Data entries -
↓↓↓
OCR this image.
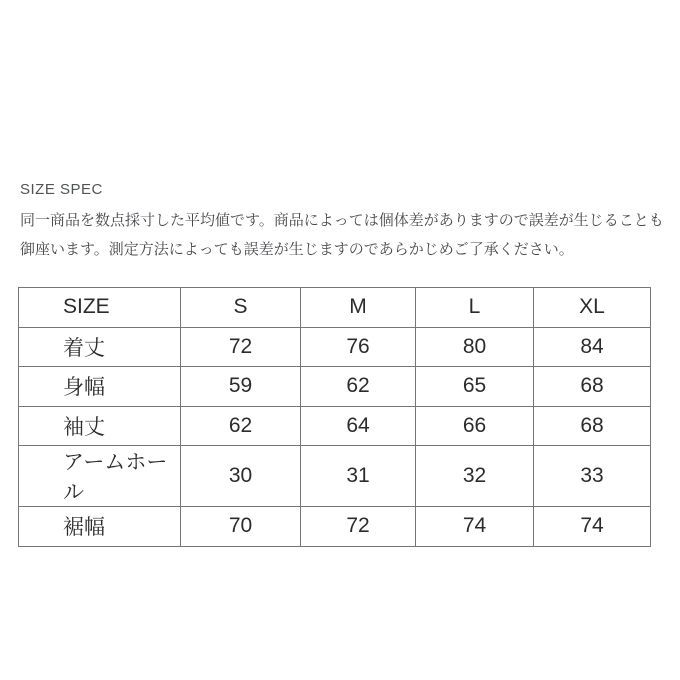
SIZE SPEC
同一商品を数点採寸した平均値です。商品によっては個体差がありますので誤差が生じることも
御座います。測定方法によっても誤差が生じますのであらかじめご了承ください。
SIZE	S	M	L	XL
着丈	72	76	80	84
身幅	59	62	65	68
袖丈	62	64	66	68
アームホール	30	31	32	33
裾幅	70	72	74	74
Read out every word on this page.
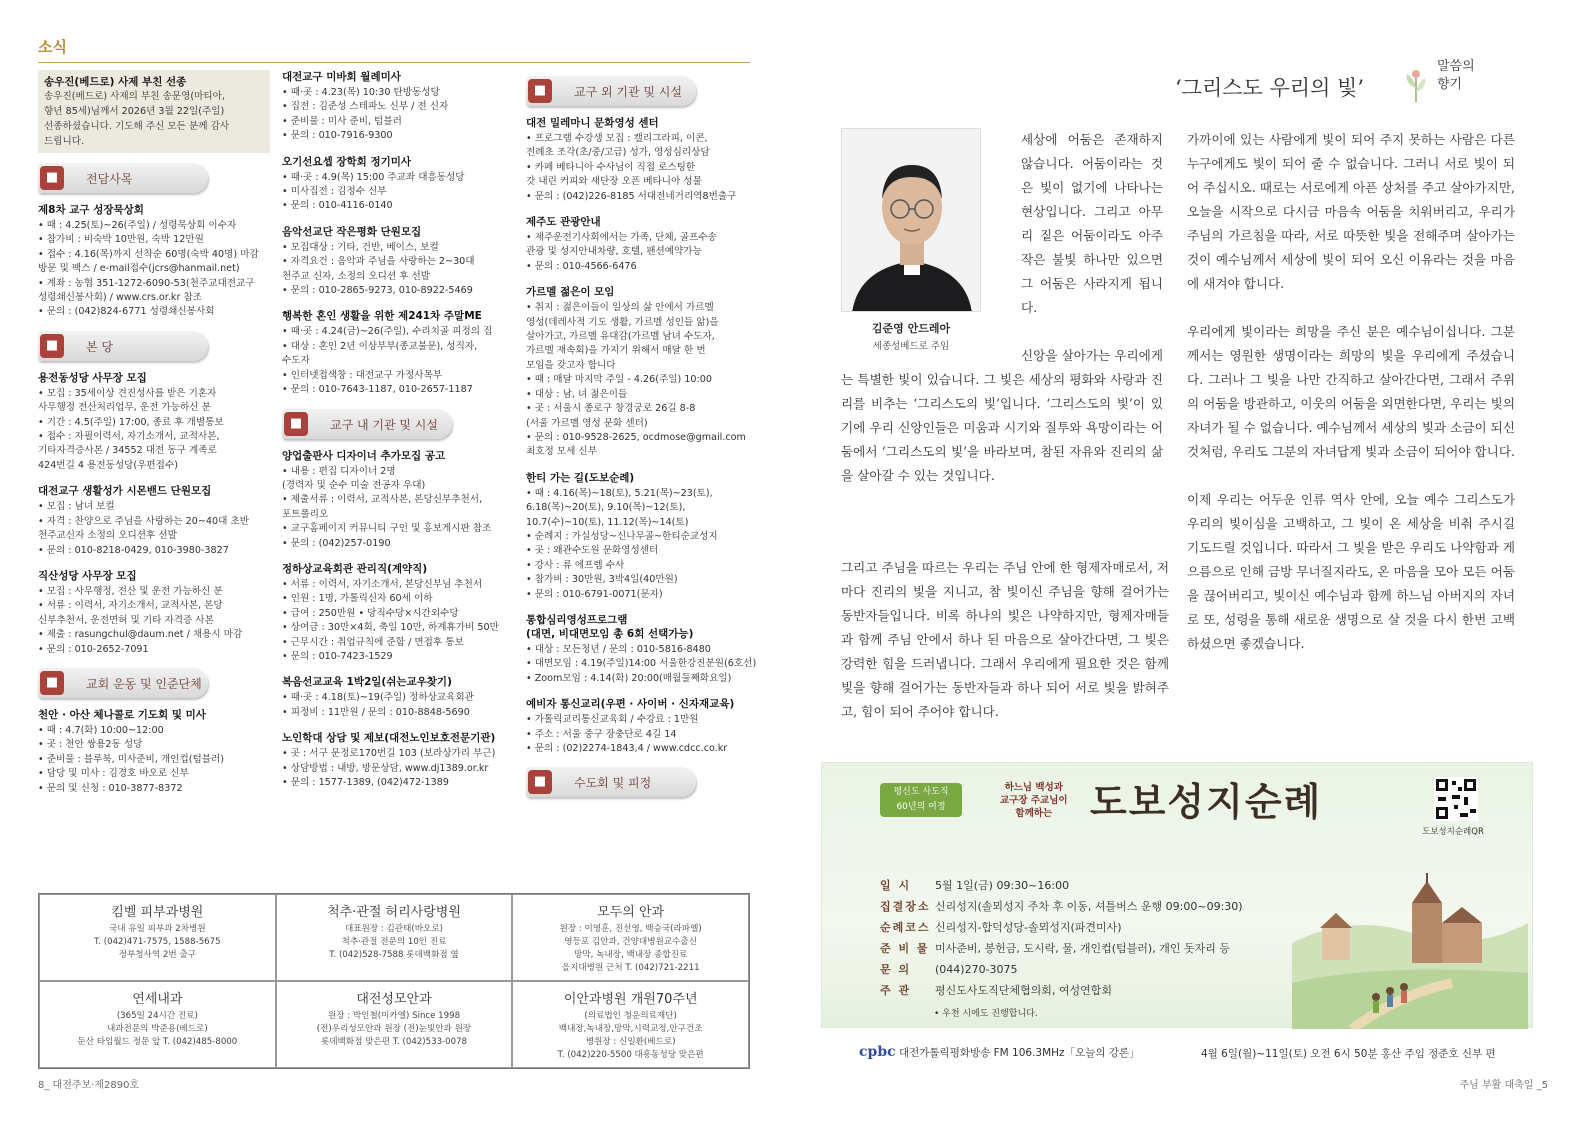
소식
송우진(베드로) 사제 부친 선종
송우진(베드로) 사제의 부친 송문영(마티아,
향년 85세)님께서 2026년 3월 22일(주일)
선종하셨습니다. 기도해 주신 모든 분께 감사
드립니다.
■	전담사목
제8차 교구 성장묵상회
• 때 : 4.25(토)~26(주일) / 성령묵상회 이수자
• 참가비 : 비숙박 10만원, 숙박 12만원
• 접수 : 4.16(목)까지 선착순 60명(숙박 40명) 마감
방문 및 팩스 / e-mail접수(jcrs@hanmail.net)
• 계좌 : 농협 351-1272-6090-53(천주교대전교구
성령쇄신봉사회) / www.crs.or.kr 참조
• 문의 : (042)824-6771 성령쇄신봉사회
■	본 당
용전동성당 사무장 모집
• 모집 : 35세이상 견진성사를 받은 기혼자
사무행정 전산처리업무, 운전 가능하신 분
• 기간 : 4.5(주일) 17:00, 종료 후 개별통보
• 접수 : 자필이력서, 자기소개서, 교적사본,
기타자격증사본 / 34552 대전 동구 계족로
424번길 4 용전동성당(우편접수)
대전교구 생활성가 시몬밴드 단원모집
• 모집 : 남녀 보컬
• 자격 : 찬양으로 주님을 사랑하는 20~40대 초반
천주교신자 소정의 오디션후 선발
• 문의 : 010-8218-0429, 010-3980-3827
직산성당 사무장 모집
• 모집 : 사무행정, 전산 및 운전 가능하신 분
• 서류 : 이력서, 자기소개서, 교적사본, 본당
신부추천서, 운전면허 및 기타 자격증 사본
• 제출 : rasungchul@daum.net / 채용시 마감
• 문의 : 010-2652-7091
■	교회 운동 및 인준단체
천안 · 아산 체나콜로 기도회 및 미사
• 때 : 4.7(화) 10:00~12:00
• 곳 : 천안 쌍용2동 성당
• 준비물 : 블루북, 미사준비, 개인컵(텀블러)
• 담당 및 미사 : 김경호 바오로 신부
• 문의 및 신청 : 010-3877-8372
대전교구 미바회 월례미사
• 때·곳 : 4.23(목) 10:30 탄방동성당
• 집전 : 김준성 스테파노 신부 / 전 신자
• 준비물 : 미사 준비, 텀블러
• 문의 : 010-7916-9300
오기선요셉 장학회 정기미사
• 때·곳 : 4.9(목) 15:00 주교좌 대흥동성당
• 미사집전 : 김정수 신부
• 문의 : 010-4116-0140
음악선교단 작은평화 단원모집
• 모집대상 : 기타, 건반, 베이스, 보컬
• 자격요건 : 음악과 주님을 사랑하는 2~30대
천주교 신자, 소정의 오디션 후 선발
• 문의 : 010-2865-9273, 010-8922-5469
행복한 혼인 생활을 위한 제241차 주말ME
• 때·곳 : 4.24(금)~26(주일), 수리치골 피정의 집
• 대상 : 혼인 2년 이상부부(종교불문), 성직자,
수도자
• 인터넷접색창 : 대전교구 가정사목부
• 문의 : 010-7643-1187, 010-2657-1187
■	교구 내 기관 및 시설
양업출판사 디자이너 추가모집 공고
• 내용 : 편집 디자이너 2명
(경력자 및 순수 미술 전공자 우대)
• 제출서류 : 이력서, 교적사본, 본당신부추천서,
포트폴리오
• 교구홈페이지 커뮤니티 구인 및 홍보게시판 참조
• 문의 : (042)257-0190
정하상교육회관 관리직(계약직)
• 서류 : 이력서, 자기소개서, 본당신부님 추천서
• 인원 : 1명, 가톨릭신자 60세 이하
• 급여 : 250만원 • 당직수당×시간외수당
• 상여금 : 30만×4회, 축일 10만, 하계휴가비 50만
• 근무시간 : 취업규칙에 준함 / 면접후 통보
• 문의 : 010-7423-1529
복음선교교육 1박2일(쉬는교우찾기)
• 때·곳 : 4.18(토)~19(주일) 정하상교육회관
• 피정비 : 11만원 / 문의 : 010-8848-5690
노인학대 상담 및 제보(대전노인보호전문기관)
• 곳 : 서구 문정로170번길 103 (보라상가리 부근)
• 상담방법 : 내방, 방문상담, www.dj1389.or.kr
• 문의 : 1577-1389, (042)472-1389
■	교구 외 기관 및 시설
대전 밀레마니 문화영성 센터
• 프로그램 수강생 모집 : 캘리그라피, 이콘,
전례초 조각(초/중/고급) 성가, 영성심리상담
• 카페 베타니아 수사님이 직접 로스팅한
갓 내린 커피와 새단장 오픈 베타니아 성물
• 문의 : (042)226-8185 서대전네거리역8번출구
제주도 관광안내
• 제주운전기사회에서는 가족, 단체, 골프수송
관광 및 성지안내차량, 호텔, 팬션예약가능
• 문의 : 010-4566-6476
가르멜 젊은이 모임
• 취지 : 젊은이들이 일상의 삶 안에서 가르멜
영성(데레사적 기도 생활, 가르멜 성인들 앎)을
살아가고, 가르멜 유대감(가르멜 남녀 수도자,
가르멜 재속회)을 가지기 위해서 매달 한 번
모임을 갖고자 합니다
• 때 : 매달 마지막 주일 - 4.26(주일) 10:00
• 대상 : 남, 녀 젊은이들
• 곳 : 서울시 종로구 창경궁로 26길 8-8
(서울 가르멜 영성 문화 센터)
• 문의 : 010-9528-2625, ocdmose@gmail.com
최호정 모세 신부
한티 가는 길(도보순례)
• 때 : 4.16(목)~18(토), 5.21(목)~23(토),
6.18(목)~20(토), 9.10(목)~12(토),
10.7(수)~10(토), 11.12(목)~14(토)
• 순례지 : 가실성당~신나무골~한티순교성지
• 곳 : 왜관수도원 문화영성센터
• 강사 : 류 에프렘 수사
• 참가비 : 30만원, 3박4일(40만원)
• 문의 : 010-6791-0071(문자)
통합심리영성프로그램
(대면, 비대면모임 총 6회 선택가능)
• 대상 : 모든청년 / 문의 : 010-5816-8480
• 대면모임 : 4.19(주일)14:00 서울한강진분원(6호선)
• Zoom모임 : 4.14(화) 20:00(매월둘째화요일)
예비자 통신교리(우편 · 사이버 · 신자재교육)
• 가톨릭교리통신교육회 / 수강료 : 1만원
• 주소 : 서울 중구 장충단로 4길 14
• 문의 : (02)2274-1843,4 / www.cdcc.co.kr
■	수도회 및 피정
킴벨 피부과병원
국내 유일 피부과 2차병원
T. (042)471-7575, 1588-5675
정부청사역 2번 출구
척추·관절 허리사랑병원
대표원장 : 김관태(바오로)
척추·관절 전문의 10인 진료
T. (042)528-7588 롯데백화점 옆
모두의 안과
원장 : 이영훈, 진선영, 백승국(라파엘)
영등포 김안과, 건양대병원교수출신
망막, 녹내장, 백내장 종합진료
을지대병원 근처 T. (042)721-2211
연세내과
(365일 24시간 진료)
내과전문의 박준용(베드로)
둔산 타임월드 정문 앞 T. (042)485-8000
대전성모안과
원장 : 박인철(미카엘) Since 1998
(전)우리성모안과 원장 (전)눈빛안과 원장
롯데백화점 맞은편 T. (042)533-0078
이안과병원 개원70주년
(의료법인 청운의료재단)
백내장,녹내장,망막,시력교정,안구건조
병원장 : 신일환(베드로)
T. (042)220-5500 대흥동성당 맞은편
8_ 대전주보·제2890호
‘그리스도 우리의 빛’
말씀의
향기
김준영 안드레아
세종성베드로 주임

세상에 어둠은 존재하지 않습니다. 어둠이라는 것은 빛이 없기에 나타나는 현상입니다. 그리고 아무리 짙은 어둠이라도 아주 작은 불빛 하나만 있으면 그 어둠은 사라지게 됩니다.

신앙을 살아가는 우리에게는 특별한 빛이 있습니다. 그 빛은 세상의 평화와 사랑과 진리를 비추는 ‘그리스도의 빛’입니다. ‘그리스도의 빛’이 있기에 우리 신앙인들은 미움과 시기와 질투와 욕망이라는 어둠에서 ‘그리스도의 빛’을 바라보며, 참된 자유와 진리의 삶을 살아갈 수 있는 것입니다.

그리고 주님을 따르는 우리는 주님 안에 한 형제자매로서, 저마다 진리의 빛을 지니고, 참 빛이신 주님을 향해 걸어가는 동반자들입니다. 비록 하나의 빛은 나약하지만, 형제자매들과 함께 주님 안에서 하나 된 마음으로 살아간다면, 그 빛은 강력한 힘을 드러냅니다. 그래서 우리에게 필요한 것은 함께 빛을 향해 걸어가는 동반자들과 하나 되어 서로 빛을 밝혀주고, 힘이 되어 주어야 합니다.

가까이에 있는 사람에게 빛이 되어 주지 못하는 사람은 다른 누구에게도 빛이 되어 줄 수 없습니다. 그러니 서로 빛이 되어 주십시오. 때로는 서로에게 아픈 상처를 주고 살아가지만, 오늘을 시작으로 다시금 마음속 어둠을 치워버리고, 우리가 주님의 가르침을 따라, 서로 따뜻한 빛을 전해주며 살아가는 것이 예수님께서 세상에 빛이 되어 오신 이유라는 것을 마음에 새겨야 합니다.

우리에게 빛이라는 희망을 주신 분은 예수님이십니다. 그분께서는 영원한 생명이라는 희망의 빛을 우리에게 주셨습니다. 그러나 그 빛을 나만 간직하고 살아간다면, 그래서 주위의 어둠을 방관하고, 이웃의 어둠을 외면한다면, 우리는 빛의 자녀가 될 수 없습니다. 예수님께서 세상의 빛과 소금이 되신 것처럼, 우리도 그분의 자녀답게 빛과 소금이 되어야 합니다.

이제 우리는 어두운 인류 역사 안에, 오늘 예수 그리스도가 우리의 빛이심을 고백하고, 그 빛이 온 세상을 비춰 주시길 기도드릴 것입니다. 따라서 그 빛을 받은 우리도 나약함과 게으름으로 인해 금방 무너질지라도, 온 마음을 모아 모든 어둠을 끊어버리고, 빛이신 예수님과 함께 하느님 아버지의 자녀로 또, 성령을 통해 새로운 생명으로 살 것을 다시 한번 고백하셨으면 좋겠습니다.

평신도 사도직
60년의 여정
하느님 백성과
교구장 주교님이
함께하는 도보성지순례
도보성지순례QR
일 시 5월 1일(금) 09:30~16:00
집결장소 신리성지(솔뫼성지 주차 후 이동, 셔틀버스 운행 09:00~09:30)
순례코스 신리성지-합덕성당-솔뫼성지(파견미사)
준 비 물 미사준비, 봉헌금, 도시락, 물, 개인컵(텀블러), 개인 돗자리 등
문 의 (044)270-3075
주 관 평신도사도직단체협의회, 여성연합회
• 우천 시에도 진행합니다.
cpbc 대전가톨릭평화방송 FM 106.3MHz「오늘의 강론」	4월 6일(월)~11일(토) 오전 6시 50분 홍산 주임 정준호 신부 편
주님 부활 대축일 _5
↑↑↑
DIRECTIONS FOR THIS TASK - Report each line of the material above where the word "솔뫼성지" appears.

RESULT FOR THIS TASK -
집결장소 신리성지(솔뫼성지 주차 후 이동, 셔틀버스 운행 09:00~09:30)
순례코스 신리성지-합덕성당-솔뫼성지(파견미사)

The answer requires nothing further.